— Short task —
Repeat every line of the records below word for word.

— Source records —
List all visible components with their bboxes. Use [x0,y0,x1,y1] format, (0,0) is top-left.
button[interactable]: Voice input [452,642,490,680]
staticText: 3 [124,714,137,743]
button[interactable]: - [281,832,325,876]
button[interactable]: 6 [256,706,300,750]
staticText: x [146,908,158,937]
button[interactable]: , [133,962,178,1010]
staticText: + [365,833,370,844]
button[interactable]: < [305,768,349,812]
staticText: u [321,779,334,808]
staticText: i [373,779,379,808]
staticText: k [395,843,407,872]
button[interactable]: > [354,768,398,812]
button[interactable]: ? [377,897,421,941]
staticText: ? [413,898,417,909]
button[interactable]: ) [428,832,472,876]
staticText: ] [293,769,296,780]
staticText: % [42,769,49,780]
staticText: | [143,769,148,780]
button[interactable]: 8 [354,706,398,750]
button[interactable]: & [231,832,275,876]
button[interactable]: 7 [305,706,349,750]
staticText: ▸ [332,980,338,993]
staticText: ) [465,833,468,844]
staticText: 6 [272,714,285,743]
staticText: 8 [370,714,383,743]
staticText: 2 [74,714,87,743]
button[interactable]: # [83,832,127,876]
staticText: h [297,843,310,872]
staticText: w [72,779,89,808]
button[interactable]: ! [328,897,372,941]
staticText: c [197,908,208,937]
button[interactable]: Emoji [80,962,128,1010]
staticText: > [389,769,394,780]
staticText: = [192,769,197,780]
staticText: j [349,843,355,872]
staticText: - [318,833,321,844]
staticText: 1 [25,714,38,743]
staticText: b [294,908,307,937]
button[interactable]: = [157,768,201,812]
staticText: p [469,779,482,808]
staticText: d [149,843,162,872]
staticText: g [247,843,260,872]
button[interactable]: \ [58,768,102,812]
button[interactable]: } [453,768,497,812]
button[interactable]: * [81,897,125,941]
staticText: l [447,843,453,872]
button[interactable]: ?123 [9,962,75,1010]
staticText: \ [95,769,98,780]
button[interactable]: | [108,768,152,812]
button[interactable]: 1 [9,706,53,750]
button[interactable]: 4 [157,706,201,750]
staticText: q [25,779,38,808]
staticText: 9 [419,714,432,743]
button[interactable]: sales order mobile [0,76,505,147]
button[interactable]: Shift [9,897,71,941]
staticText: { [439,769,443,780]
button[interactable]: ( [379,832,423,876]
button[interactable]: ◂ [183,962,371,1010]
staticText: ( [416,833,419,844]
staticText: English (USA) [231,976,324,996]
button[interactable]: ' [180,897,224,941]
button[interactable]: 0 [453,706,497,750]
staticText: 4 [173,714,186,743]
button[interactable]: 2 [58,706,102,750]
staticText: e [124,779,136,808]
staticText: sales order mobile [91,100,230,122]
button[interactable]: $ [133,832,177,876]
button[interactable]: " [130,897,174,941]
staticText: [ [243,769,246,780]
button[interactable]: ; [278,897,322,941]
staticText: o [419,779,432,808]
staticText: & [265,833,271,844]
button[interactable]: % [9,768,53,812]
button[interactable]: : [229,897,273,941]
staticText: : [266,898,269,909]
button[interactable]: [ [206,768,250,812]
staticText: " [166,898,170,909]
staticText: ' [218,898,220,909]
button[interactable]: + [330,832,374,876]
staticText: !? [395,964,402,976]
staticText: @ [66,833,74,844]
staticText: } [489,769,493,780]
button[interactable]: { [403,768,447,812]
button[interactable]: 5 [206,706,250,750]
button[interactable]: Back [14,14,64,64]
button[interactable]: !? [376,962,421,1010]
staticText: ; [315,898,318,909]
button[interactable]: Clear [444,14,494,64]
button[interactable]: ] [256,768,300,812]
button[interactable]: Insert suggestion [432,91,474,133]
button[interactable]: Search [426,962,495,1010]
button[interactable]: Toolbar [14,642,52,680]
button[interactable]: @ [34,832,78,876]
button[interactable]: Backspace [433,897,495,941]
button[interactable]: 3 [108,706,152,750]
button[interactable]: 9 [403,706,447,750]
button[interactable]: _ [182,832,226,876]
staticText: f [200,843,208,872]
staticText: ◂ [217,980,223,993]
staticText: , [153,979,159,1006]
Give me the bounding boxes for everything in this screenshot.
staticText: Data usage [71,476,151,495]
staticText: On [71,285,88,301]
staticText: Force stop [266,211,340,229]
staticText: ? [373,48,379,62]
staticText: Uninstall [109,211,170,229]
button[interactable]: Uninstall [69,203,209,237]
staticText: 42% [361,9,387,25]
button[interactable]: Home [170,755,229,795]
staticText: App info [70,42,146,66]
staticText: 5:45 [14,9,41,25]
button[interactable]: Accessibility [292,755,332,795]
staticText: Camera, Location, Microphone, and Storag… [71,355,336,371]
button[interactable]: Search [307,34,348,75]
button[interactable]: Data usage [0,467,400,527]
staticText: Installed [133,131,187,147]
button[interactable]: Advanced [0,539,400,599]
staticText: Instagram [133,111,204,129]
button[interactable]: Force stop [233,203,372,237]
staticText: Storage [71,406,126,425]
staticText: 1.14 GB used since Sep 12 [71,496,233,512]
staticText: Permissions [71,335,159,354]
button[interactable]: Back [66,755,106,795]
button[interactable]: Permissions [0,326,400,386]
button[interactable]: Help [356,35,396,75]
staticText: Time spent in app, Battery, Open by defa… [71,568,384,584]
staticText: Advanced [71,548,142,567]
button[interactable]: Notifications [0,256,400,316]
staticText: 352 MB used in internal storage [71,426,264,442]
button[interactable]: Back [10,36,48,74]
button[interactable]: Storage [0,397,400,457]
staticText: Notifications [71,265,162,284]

— Answer to this problem —
List all visible components with their bboxes. Use [x0,y0,x1,y1] format, (0,0) is top-left.
button[interactable]: Voice input [452,642,490,680]
staticText: 3 [124,714,137,743]
button[interactable]: - [281,832,325,876]
button[interactable]: 6 [256,706,300,750]
staticText: x [146,908,158,937]
button[interactable]: , [133,962,178,1010]
staticText: + [365,833,370,844]
button[interactable]: < [305,768,349,812]
staticText: u [321,779,334,808]
staticText: i [373,779,379,808]
staticText: k [395,843,407,872]
button[interactable]: > [354,768,398,812]
button[interactable]: ? [377,897,421,941]
staticText: ? [413,898,417,909]
button[interactable]: ) [428,832,472,876]
staticText: ] [293,769,296,780]
staticText: % [42,769,49,780]
staticText: | [143,769,148,780]
button[interactable]: 8 [354,706,398,750]
button[interactable]: & [231,832,275,876]
button[interactable]: 7 [305,706,349,750]
staticText: ▸ [332,980,338,993]
staticText: ) [465,833,468,844]
staticText: 6 [272,714,285,743]
staticText: 8 [370,714,383,743]
staticText: 2 [74,714,87,743]
button[interactable]: # [83,832,127,876]
staticText: h [297,843,310,872]
staticText: w [72,779,89,808]
button[interactable]: ! [328,897,372,941]
staticText: c [197,908,208,937]
button[interactable]: Emoji [80,962,128,1010]
staticText: > [389,769,394,780]
staticText: = [192,769,197,780]
staticText: j [349,843,355,872]
staticText: - [318,833,321,844]
staticText: 1 [25,714,38,743]
staticText: b [294,908,307,937]
button[interactable]: = [157,768,201,812]
staticText: p [469,779,482,808]
staticText: d [149,843,162,872]
staticText: g [247,843,260,872]
button[interactable]: \ [58,768,102,812]
button[interactable]: } [453,768,497,812]
button[interactable]: * [81,897,125,941]
staticText: l [447,843,453,872]
button[interactable]: ?123 [9,962,75,1010]
staticText: \ [95,769,98,780]
button[interactable]: | [108,768,152,812]
button[interactable]: 1 [9,706,53,750]
button[interactable]: 4 [157,706,201,750]
staticText: q [25,779,38,808]
staticText: 9 [419,714,432,743]
button[interactable]: sales order mobile [0,76,505,147]
button[interactable]: Shift [9,897,71,941]
staticText: { [439,769,443,780]
button[interactable]: ( [379,832,423,876]
button[interactable]: ◂ [183,962,371,1010]
staticText: ( [416,833,419,844]
staticText: English (USA) [231,976,324,996]
button[interactable]: ' [180,897,224,941]
button[interactable]: 0 [453,706,497,750]
staticText: 4 [173,714,186,743]
button[interactable]: 2 [58,706,102,750]
staticText: e [124,779,136,808]
staticText: sales order mobile [91,100,230,122]
button[interactable]: $ [133,832,177,876]
button[interactable]: " [130,897,174,941]
staticText: [ [243,769,246,780]
button[interactable]: ; [278,897,322,941]
staticText: o [419,779,432,808]
staticText: & [265,833,271,844]
button[interactable]: % [9,768,53,812]
button[interactable]: : [229,897,273,941]
staticText: : [266,898,269,909]
button[interactable]: [ [206,768,250,812]
staticText: " [166,898,170,909]
staticText: ' [218,898,220,909]
button[interactable]: + [330,832,374,876]
staticText: !? [395,964,402,976]
staticText: @ [66,833,74,844]
staticText: } [489,769,493,780]
button[interactable]: { [403,768,447,812]
button[interactable]: 5 [206,706,250,750]
button[interactable]: Back [14,14,64,64]
button[interactable]: !? [376,962,421,1010]
staticText: ; [315,898,318,909]
button[interactable]: Clear [444,14,494,64]
button[interactable]: ] [256,768,300,812]
button[interactable]: Insert suggestion [432,91,474,133]
button[interactable]: Search [426,962,495,1010]
button[interactable]: Toolbar [14,642,52,680]
button[interactable]: @ [34,832,78,876]
button[interactable]: Backspace [433,897,495,941]
button[interactable]: 3 [108,706,152,750]
button[interactable]: 9 [403,706,447,750]
button[interactable]: _ [182,832,226,876]
staticText: f [200,843,208,872]
staticText: ◂ [217,980,223,993]
staticText: , [153,979,159,1006]
Give me the bounding boxes for everything in this screenshot.
staticText: Data usage [71,476,151,495]
staticText: On [71,285,88,301]
staticText: Force stop [266,211,340,229]
staticText: ? [373,48,379,62]
staticText: Uninstall [109,211,170,229]
button[interactable]: Uninstall [69,203,209,237]
staticText: 42% [361,9,387,25]
button[interactable]: Home [170,755,229,795]
staticText: App info [70,42,146,66]
staticText: 5:45 [14,9,41,25]
button[interactable]: Accessibility [292,755,332,795]
staticText: Camera, Location, Microphone, and Storag… [71,355,336,371]
button[interactable]: Search [307,34,348,75]
button[interactable]: Data usage [0,467,400,527]
staticText: Installed [133,131,187,147]
button[interactable]: Advanced [0,539,400,599]
staticText: Instagram [133,111,204,129]
button[interactable]: Force stop [233,203,372,237]
staticText: Storage [71,406,126,425]
staticText: 1.14 GB used since Sep 12 [71,496,233,512]
staticText: Permissions [71,335,159,354]
button[interactable]: Back [66,755,106,795]
button[interactable]: Permissions [0,326,400,386]
button[interactable]: Help [356,35,396,75]
staticText: Time spent in app, Battery, Open by defa… [71,568,384,584]
staticText: Advanced [71,548,142,567]
button[interactable]: Notifications [0,256,400,316]
staticText: 352 MB used in internal storage [71,426,264,442]
button[interactable]: Back [10,36,48,74]
button[interactable]: Storage [0,397,400,457]
staticText: Notifications [71,265,162,284]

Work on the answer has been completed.